───── RECORDS FOR THE TASK
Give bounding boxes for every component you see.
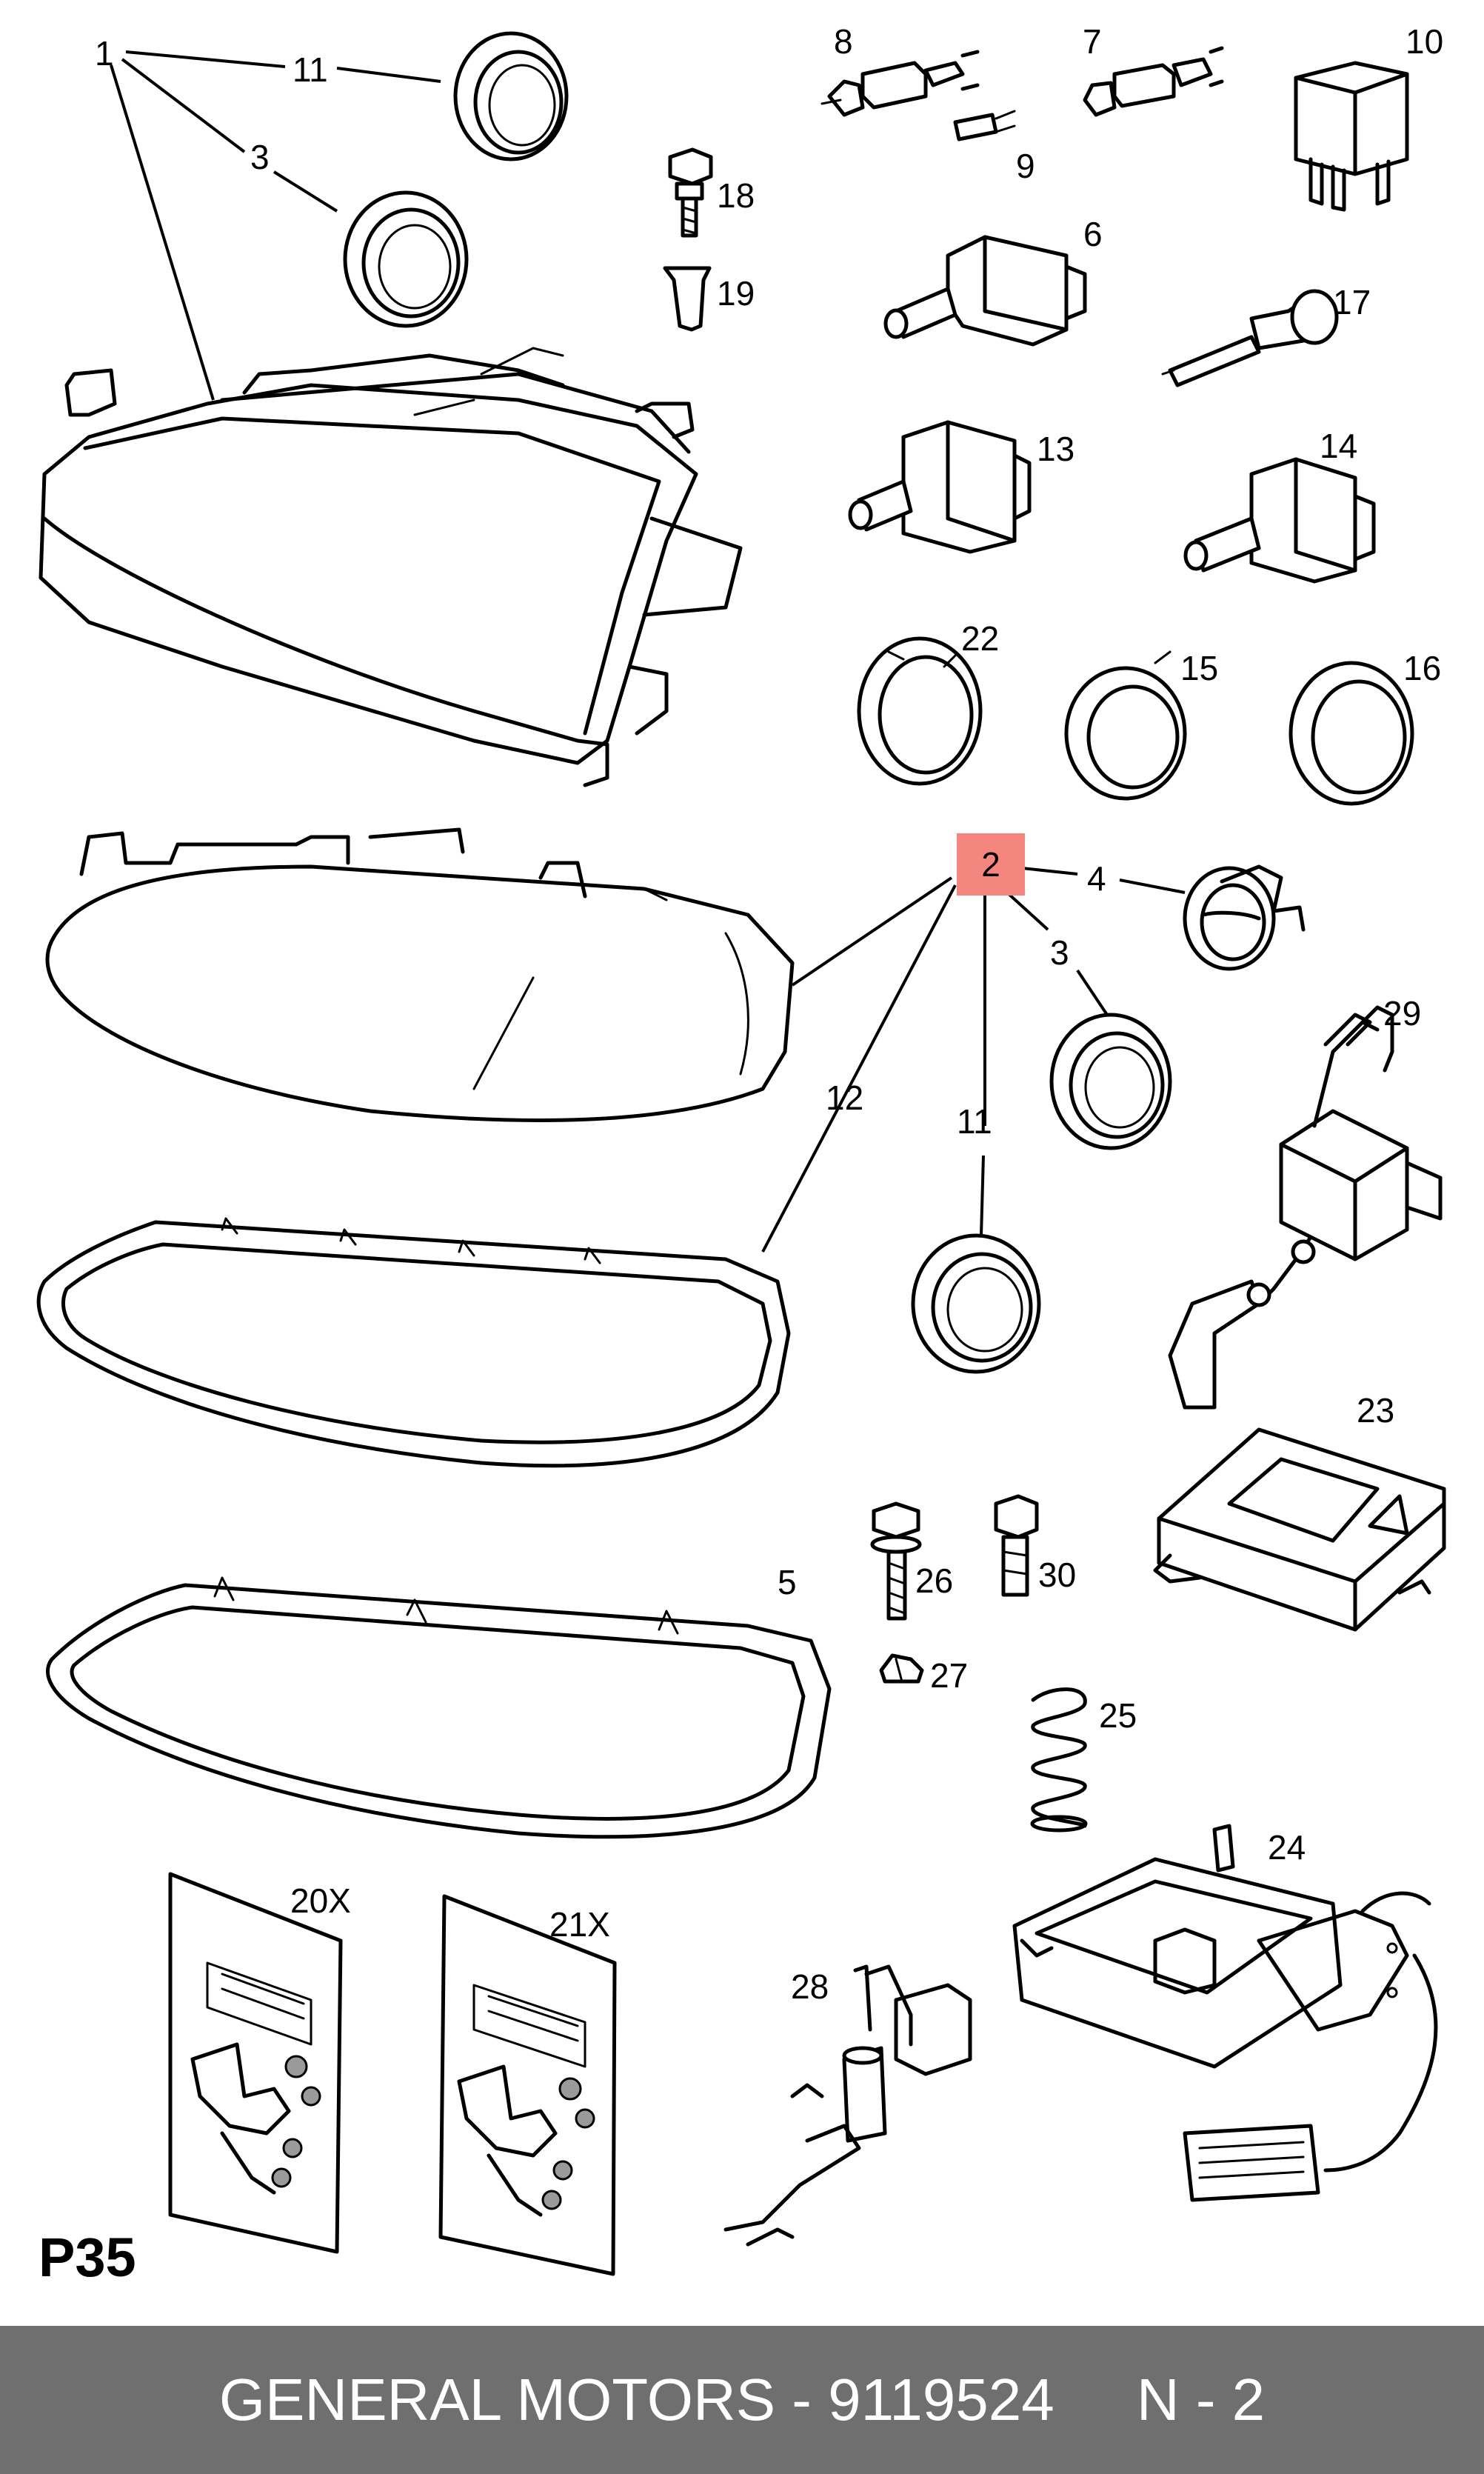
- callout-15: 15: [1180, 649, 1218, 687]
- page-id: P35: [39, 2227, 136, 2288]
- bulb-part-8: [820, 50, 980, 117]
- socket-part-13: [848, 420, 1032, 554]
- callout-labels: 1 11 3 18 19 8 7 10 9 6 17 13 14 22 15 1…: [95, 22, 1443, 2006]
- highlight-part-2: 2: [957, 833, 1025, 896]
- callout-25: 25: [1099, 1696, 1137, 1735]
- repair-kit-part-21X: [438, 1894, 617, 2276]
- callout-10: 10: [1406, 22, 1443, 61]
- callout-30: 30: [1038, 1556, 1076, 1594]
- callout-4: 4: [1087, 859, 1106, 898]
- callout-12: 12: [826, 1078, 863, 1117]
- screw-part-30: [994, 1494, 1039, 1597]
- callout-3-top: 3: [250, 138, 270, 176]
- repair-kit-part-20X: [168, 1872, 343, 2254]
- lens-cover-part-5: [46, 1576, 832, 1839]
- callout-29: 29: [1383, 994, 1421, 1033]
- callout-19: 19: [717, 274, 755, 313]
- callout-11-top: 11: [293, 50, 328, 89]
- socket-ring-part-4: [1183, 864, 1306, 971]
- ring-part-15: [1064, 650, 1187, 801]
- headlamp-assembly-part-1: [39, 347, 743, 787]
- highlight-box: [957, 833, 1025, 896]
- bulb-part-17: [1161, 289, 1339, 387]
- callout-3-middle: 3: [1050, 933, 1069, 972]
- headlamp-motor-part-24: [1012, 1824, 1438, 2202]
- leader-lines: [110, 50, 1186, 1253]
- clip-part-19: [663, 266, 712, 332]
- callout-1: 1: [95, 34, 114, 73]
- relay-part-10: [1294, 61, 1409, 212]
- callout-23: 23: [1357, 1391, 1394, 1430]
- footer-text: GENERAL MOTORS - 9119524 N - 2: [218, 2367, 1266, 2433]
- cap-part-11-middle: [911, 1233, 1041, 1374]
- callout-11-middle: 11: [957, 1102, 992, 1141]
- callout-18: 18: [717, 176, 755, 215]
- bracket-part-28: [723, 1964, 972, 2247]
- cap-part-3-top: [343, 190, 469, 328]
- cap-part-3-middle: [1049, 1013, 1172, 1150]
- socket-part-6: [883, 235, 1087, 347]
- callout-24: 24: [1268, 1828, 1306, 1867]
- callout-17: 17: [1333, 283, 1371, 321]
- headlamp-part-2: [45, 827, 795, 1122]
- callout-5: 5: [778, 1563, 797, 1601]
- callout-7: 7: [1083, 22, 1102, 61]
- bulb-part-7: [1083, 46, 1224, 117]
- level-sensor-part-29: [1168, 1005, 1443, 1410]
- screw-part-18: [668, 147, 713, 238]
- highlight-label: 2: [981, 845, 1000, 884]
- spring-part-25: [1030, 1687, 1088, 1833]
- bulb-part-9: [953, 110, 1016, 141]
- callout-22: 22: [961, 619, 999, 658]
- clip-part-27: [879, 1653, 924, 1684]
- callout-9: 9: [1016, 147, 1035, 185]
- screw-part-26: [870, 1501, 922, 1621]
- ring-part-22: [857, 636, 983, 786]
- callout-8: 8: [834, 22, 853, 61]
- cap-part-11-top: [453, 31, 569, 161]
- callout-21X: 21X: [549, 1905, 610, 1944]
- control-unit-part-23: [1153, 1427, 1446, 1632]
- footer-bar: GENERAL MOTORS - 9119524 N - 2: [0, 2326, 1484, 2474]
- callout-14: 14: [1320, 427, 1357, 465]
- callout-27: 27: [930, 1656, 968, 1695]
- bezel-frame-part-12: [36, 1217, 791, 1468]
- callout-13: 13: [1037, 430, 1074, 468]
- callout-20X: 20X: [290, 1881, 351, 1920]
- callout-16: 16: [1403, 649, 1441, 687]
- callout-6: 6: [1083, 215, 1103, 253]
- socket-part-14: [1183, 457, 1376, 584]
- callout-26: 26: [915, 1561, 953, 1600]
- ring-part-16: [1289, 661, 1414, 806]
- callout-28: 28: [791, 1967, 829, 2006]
──────────
=== DESCRIPTION OF THE TASK ===
Rewrite the lines starting at the one containing "- callout-15: 15: [1180, 649, 1218, 687]" and ending at the one containing "- callout-3-middle: 3: [1050, 933, 1069, 972]" as a Markdown table with columns n and Line, numbering each row and leaving out blank lines.

=== RESPONSE TO THIS EXERCISE ===
| n | Line |
|---|---|
| 1 | - callout-15: 15: [1180, 649, 1218, 687] |
| 2 | - page-id: P35: [39, 2227, 136, 2288] |
| 3 | - bulb-part-8: [820, 50, 980, 117] |
| 4 | - socket-part-13: [848, 420, 1032, 554] |
| 5 | - callout-labels: 1 11 3 18 19 8 7 10 9 6 17 13 14 22 15 1…: [95, 22, 1443, 2006] |
| 6 | - highlight-part-2: 2: [957, 833, 1025, 896] |
| 7 | - callout-25: 25: [1099, 1696, 1137, 1735] |
| 8 | - repair-kit-part-21X: [438, 1894, 617, 2276] |
| 9 | - callout-10: 10: [1406, 22, 1443, 61] |
| 10 | - callout-30: 30: [1038, 1556, 1076, 1594] |
| 11 | - callout-4: 4: [1087, 859, 1106, 898] |
| 12 | - callout-12: 12: [826, 1078, 863, 1117] |
| 13 | - screw-part-30: [994, 1494, 1039, 1597] |
| 14 | - callout-3-top: 3: [250, 138, 270, 176] |
| 15 | - repair-kit-part-20X: [168, 1872, 343, 2254] |
| 16 | - lens-cover-part-5: [46, 1576, 832, 1839] |
| 17 | - callout-29: 29: [1383, 994, 1421, 1033] |
| 18 | - callout-19: 19: [717, 274, 755, 313] |
| 19 | - callout-11-top: 11: [293, 50, 328, 89] |
| 20 | - socket-ring-part-4: [1183, 864, 1306, 971] |
| 21 | - ring-part-15: [1064, 650, 1187, 801] |
| 22 | - headlamp-assembly-part-1: [39, 347, 743, 787] |
| 23 | - highlight-box: [957, 833, 1025, 896] |
| 24 | - bulb-part-17: [1161, 289, 1339, 387] |
| 25 | - callout-3-middle: 3: [1050, 933, 1069, 972] |